Work instruction 1: Using the medical image compression project summary, decide whether each statement agrees with it: (a) The previous study found significant degradation for CT images compressed with JPEG2000. (b) The current study tested JPEG and JPEG 2000 at ratios of 6, 9 and 15:1. (c) DWT is described as good for compressing speckle pattern. Answer yes or no for each, quoting the words of the text that decide it.
Work instruction 2:
Answer these questions from the medical image compression project summary:
(a) Who funded the study on the effect of lossy compression on thin slices CT?
(b) In which journal were the previous study's results also published?
(c) Up to how many readers took part per session in the current study?

Given text:
Medical Image Compression project:
Objectives
- Create a professional peer-reviewed standard for medical image compression to which radiologists can refer when they want to improve storage and communication capabilities.
Value Proposition
- Even if the cost of storage is dropping, the savings are surpassed by the increasing amount of data and the cost of operation remains high.
- Access to high bandwidth remains limited and EHR networks cannot support large medical images.
Previous Study |
Execution
- Our previous pan-Canadian study allowed us to define average values for CR/DR, US, CT, MR and NM.
- But we found significant degradation for CT images with JPEG2000 which triggered a subsequent study funded by Infoway to assess the effect of lossy compression on thin slices CT.
Results
- DCT vs. DWT in CT Neuro
- DCT: Good for compressing speckle pattern:
- No spatial resolution
- Similar objects (i.e. speckles) contribute to common DCT coefficients
- Contribution from all speckles are added together which produces larger energy high-frequency DCT coefficients
- Large energy coefficients are not discarded by quantization
- DWT: Not good for compressing speckle pattern:
- Has good spatial resolution
- Few speckles are represented by few low energy DWT coefficient
- Low energy high-frequency coefficients are discarded during quantization
- Therefore, speckle pattern appears blurred
* Speckle pattern has significant high-frequency energy
Status
- Study finalized on 2008.
- Results used in the CAR Standards for Irreversible Compression in Digital Diagnostic Imaging within Radiology, published on June 2008.
- Results were also published on the Journal of Digital Imaging, Vol 22, No 6 (December), 2009: pp 569-578.
Current Study |
Execution
- JPEG and JPEG 2000 at 6, 9 and 12:1
- Slices < 3 mm
- 4 body parts: neuro, chest, body, MSK
- up to 7 readers per session
- Same methodology than previous study:
- Diagnostic accuracy
- Comparison side-by-side
Status
- The study evaluation and result analysis phases were finalized in December 2009.
- Final Report and CAR Guidelines update have been submitted to the Canadian Association of Radiologists (CAR) for review & approval.

Data section:
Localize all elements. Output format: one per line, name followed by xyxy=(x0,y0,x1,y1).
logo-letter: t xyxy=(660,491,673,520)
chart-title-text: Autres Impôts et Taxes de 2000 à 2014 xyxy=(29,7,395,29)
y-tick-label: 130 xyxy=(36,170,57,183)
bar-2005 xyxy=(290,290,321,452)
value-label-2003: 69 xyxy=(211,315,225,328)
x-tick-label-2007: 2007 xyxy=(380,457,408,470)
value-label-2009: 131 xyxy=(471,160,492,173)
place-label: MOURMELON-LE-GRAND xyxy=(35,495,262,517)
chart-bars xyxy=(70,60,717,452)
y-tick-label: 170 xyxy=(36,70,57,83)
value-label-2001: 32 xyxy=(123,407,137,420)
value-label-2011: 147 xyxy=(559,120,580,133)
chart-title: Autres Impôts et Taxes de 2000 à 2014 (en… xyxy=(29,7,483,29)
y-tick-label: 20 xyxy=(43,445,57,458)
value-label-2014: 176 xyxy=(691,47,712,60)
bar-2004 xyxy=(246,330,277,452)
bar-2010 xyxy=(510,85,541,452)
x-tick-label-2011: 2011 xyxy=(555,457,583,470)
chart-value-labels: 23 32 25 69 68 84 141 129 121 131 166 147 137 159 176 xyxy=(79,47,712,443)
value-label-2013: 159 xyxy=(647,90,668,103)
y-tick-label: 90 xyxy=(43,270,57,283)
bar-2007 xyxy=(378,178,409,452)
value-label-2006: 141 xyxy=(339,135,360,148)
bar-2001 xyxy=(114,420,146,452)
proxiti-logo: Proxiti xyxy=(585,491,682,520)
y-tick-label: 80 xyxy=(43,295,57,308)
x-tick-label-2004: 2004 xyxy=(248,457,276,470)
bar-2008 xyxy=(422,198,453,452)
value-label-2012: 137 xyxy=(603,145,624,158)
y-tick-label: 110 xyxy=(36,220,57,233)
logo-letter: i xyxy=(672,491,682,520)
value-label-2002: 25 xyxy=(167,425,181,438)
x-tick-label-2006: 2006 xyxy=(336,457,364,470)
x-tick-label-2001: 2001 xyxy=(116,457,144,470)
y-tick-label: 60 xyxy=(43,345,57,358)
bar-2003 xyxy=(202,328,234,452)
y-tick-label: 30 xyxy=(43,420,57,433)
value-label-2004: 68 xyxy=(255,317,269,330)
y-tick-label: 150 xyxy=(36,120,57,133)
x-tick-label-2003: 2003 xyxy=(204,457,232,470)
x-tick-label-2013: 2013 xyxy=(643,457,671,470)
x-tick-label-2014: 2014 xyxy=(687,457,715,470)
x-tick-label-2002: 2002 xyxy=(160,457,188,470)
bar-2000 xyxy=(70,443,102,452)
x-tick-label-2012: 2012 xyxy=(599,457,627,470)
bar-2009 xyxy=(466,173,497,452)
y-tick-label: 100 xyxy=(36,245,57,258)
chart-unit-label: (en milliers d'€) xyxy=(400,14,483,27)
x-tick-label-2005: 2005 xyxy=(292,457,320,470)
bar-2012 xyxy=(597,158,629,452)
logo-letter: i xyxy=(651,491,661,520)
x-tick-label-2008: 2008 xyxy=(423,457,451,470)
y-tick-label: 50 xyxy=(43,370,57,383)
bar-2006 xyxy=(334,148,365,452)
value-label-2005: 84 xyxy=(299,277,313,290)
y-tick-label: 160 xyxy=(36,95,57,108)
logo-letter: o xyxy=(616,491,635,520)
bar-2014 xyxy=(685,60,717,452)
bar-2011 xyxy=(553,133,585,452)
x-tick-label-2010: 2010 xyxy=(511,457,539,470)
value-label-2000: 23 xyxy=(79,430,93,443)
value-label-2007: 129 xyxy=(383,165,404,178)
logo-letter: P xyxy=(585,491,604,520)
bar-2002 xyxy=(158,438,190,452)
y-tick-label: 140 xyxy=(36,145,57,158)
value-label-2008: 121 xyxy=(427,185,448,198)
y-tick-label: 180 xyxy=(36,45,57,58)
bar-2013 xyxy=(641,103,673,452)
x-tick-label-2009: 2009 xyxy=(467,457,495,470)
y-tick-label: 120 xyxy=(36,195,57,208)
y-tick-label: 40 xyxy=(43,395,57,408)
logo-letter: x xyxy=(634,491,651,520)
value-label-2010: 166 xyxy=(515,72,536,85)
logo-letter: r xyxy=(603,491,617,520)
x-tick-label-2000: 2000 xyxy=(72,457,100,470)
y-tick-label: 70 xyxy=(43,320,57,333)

Expected answer 1:
(a) Yes: "we found significant degradation for CT images with JPEG2000"
(b) No: "JPEG and JPEG 2000 at 6, 9 and 12:1"
(c) No: "DWT: Not good for compressing speckle pattern"

Expected answer 2:
(a) Infoway
(b) The Journal of Digital Imaging
(c) 7